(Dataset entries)
-------------------------

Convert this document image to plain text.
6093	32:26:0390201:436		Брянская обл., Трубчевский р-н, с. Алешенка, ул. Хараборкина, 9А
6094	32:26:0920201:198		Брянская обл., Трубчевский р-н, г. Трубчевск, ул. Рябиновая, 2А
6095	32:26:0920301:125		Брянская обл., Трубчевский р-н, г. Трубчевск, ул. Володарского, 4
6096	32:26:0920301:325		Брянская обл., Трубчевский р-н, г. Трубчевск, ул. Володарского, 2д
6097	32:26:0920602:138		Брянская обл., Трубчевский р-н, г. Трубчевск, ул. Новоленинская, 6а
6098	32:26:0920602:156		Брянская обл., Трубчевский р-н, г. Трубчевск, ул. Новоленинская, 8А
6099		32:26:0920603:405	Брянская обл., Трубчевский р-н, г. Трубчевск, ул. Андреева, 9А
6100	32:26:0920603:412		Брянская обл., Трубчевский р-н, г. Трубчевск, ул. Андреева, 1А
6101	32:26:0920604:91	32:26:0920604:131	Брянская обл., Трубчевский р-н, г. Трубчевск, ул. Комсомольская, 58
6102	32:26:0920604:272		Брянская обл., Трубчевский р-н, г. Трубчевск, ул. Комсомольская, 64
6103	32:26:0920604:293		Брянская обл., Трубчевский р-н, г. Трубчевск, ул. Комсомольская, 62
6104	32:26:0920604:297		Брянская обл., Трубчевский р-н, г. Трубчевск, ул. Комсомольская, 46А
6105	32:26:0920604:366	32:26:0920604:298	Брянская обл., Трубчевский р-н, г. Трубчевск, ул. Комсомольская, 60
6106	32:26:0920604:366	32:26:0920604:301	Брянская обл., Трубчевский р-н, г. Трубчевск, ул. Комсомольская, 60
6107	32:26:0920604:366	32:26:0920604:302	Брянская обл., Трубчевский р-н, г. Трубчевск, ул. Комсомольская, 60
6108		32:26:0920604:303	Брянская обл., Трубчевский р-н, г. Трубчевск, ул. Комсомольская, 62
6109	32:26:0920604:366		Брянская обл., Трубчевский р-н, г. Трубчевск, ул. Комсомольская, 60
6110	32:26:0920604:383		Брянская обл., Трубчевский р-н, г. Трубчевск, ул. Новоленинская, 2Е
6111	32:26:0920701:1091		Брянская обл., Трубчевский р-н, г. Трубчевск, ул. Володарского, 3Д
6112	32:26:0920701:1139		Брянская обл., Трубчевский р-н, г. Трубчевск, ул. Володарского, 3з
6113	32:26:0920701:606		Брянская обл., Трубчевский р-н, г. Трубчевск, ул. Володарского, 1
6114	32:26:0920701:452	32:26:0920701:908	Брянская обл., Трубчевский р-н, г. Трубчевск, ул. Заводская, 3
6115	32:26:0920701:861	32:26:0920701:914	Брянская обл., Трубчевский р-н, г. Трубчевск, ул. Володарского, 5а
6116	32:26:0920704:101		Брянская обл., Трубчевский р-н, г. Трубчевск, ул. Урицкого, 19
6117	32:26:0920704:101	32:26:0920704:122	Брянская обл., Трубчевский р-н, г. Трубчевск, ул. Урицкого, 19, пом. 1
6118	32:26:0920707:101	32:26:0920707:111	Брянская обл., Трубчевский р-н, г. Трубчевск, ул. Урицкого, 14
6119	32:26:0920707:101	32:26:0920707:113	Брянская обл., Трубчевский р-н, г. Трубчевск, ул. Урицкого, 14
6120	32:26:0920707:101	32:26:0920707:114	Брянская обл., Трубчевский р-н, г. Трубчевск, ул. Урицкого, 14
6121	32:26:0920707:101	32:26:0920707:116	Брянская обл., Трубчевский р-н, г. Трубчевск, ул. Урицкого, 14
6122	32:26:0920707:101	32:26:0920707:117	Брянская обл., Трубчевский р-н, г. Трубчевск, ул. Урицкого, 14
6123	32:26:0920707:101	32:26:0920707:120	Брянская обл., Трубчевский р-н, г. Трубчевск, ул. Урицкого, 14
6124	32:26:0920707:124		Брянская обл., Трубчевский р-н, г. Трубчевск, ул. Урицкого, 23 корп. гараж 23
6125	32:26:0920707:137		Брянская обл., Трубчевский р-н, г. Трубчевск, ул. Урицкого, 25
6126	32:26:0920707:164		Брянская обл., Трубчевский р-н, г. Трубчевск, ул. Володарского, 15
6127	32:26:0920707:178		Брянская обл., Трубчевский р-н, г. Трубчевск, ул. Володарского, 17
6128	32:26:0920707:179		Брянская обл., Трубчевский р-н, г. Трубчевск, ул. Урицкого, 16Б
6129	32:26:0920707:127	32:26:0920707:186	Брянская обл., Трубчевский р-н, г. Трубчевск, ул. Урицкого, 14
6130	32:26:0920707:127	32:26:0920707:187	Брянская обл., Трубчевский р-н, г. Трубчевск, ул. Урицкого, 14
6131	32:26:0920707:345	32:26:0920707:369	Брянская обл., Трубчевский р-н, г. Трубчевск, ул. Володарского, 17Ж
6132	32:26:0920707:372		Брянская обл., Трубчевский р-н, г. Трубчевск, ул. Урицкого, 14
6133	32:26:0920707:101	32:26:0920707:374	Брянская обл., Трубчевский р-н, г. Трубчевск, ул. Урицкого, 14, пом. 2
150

-------------------------

▶ [WORK TO BE COMPLETED] Here, the records must be output exactly and in full.

▶ [RESULT]
Convert this document image to plain text.
6093	32:26:0390201:436		Брянская обл., Трубчевский р-н, с. Алешенка, ул. Хараборкина, 9А
6094	32:26:0920201:198		Брянская обл., Трубчевский р-н, г. Трубчевск, ул. Рябиновая, 2А
6095	32:26:0920301:125		Брянская обл., Трубчевский р-н, г. Трубчевск, ул. Володарского, 4
6096	32:26:0920301:325		Брянская обл., Трубчевский р-н, г. Трубчевск, ул. Володарского, 2д
6097	32:26:0920602:138		Брянская обл., Трубчевский р-н, г. Трубчевск, ул. Новоленинская, 6а
6098	32:26:0920602:156		Брянская обл., Трубчевский р-н, г. Трубчевск, ул. Новоленинская, 8А
6099		32:26:0920603:405	Брянская обл., Трубчевский р-н, г. Трубчевск, ул. Андреева, 9А
6100	32:26:0920603:412		Брянская обл., Трубчевский р-н, г. Трубчевск, ул. Андреева, 1А
6101	32:26:0920604:91	32:26:0920604:131	Брянская обл., Трубчевский р-н, г. Трубчевск, ул. Комсомольская, 58
6102	32:26:0920604:272		Брянская обл., Трубчевский р-н, г. Трубчевск, ул. Комсомольская, 64
6103	32:26:0920604:293		Брянская обл., Трубчевский р-н, г. Трубчевск, ул. Комсомольская, 62
6104	32:26:0920604:297		Брянская обл., Трубчевский р-н, г. Трубчевск, ул. Комсомольская, 46А
6105	32:26:0920604:366	32:26:0920604:298	Брянская обл., Трубчевский р-н, г. Трубчевск, ул. Комсомольская, 60
6106	32:26:0920604:366	32:26:0920604:301	Брянская обл., Трубчевский р-н, г. Трубчевск, ул. Комсомольская, 60
6107	32:26:0920604:366	32:26:0920604:302	Брянская обл., Трубчевский р-н, г. Трубчевск, ул. Комсомольская, 60
6108		32:26:0920604:303	Брянская обл., Трубчевский р-н, г. Трубчевск, ул. Комсомольская, 62
6109	32:26:0920604:366		Брянская обл., Трубчевский р-н, г. Трубчевск, ул. Комсомольская, 60
6110	32:26:0920604:383		Брянская обл., Трубчевский р-н, г. Трубчевск, ул. Новоленинская, 2Е
6111	32:26:0920701:1091		Брянская обл., Трубчевский р-н, г. Трубчевск, ул. Володарского, 3Д
6112	32:26:0920701:1139		Брянская обл., Трубчевский р-н, г. Трубчевск, ул. Володарского, 3з
6113	32:26:0920701:606		Брянская обл., Трубчевский р-н, г. Трубчевск, ул. Володарского, 1
6114	32:26:0920701:452	32:26:0920701:908	Брянская обл., Трубчевский р-н, г. Трубчевск, ул. Заводская, 3
6115	32:26:0920701:861	32:26:0920701:914	Брянская обл., Трубчевский р-н, г. Трубчевск, ул. Володарского, 5а
6116	32:26:0920704:101		Брянская обл., Трубчевский р-н, г. Трубчевск, ул. Урицкого, 19
6117	32:26:0920704:101	32:26:0920704:122	Брянская обл., Трубчевский р-н, г. Трубчевск, ул. Урицкого, 19, пом. 1
6118	32:26:0920707:101	32:26:0920707:111	Брянская обл., Трубчевский р-н, г. Трубчевск, ул. Урицкого, 14
6119	32:26:0920707:101	32:26:0920707:113	Брянская обл., Трубчевский р-н, г. Трубчевск, ул. Урицкого, 14
6120	32:26:0920707:101	32:26:0920707:114	Брянская обл., Трубчевский р-н, г. Трубчевск, ул. Урицкого, 14
6121	32:26:0920707:101	32:26:0920707:116	Брянская обл., Трубчевский р-н, г. Трубчевск, ул. Урицкого, 14
6122	32:26:0920707:101	32:26:0920707:117	Брянская обл., Трубчевский р-н, г. Трубчевск, ул. Урицкого, 14
6123	32:26:0920707:101	32:26:0920707:120	Брянская обл., Трубчевский р-н, г. Трубчевск, ул. Урицкого, 14
6124	32:26:0920707:124		Брянская обл., Трубчевский р-н, г. Трубчевск, ул. Урицкого, 23 корп. гараж 23
6125	32:26:0920707:137		Брянская обл., Трубчевский р-н, г. Трубчевск, ул. Урицкого, 25
6126	32:26:0920707:164		Брянская обл., Трубчевский р-н, г. Трубчевск, ул. Володарского, 15
6127	32:26:0920707:178		Брянская обл., Трубчевский р-н, г. Трубчевск, ул. Володарского, 17
6128	32:26:0920707:179		Брянская обл., Трубчевский р-н, г. Трубчевск, ул. Урицкого, 16Б
6129	32:26:0920707:127	32:26:0920707:186	Брянская обл., Трубчевский р-н, г. Трубчевск, ул. Урицкого, 14
6130	32:26:0920707:127	32:26:0920707:187	Брянская обл., Трубчевский р-н, г. Трубчевск, ул. Урицкого, 14
6131	32:26:0920707:345	32:26:0920707:369	Брянская обл., Трубчевский р-н, г. Трубчевск, ул. Володарского, 17Ж
6132	32:26:0920707:372		Брянская обл., Трубчевский р-н, г. Трубчевск, ул. Урицкого, 14
6133	32:26:0920707:101	32:26:0920707:374	Брянская обл., Трубчевский р-н, г. Трубчевск, ул. Урицкого, 14, пом. 2
150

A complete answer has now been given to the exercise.